| What this task involves |
Transcribe each record below word for word.

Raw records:
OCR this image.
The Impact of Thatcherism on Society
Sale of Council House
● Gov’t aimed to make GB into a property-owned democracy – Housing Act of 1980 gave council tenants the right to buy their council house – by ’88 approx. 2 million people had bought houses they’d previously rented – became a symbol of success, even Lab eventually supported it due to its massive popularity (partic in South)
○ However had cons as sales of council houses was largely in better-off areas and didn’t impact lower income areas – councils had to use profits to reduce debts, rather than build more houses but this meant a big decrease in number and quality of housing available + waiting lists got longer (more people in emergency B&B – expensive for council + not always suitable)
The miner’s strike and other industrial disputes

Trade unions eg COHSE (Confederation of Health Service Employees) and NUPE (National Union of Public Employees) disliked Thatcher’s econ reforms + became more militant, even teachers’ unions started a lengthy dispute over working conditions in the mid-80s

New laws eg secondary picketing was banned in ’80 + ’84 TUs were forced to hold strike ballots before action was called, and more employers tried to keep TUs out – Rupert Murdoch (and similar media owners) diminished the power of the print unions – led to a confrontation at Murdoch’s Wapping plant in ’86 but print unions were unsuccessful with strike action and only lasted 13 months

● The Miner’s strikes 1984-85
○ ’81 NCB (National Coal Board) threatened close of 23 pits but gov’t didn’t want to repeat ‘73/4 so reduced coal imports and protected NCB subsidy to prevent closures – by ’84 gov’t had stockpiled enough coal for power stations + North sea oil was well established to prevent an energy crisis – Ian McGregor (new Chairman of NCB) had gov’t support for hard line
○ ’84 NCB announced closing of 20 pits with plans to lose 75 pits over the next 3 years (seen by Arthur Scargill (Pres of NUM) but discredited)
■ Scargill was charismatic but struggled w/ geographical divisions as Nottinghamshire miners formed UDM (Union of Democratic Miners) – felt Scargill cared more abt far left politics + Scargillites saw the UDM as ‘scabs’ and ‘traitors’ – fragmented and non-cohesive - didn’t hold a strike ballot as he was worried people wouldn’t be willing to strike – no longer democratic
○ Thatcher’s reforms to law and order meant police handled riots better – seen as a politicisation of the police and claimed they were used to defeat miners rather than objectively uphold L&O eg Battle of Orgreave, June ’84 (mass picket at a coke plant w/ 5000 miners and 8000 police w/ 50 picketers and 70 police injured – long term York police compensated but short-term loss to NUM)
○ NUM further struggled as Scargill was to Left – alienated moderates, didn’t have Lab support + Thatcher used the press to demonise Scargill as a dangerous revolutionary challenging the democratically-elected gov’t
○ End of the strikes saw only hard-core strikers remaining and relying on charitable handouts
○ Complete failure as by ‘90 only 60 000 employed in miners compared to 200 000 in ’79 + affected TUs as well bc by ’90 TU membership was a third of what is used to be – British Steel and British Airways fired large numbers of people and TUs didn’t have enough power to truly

| Exercise result |
OCR this image.
The Impact of Thatcherism on Society
Sale of Council House
● Gov’t aimed to make GB into a property-owned democracy – Housing Act of 1980 gave council tenants the right to buy their council house – by ’88 approx. 2 million people had bought houses they’d previously rented – became a symbol of success, even Lab eventually supported it due to its massive popularity (partic in South)
○ However had cons as sales of council houses was largely in better-off areas and didn’t impact lower income areas – councils had to use profits to reduce debts, rather than build more houses but this meant a big decrease in number and quality of housing available + waiting lists got longer (more people in emergency B&B – expensive for council + not always suitable)
The miner’s strike and other industrial disputes

Trade unions eg COHSE (Confederation of Health Service Employees) and NUPE (National Union of Public Employees) disliked Thatcher’s econ reforms + became more militant, even teachers’ unions started a lengthy dispute over working conditions in the mid-80s

New laws eg secondary picketing was banned in ’80 + ’84 TUs were forced to hold strike ballots before action was called, and more employers tried to keep TUs out – Rupert Murdoch (and similar media owners) diminished the power of the print unions – led to a confrontation at Murdoch’s Wapping plant in ’86 but print unions were unsuccessful with strike action and only lasted 13 months

● The Miner’s strikes 1984-85
○ ’81 NCB (National Coal Board) threatened close of 23 pits but gov’t didn’t want to repeat ‘73/4 so reduced coal imports and protected NCB subsidy to prevent closures – by ’84 gov’t had stockpiled enough coal for power stations + North sea oil was well established to prevent an energy crisis – Ian McGregor (new Chairman of NCB) had gov’t support for hard line
○ ’84 NCB announced closing of 20 pits with plans to lose 75 pits over the next 3 years (seen by Arthur Scargill (Pres of NUM) but discredited)
■ Scargill was charismatic but struggled w/ geographical divisions as Nottinghamshire miners formed UDM (Union of Democratic Miners) – felt Scargill cared more abt far left politics + Scargillites saw the UDM as ‘scabs’ and ‘traitors’ – fragmented and non-cohesive - didn’t hold a strike ballot as he was worried people wouldn’t be willing to strike – no longer democratic
○ Thatcher’s reforms to law and order meant police handled riots better – seen as a politicisation of the police and claimed they were used to defeat miners rather than objectively uphold L&O eg Battle of Orgreave, June ’84 (mass picket at a coke plant w/ 5000 miners and 8000 police w/ 50 picketers and 70 police injured – long term York police compensated but short-term loss to NUM)
○ NUM further struggled as Scargill was to Left – alienated moderates, didn’t have Lab support + Thatcher used the press to demonise Scargill as a dangerous revolutionary challenging the democratically-elected gov’t
○ End of the strikes saw only hard-core strikers remaining and relying on charitable handouts
○ Complete failure as by ‘90 only 60 000 employed in miners compared to 200 000 in ’79 + affected TUs as well bc by ’90 TU membership was a third of what is used to be – British Steel and British Airways fired large numbers of people and TUs didn’t have enough power to truly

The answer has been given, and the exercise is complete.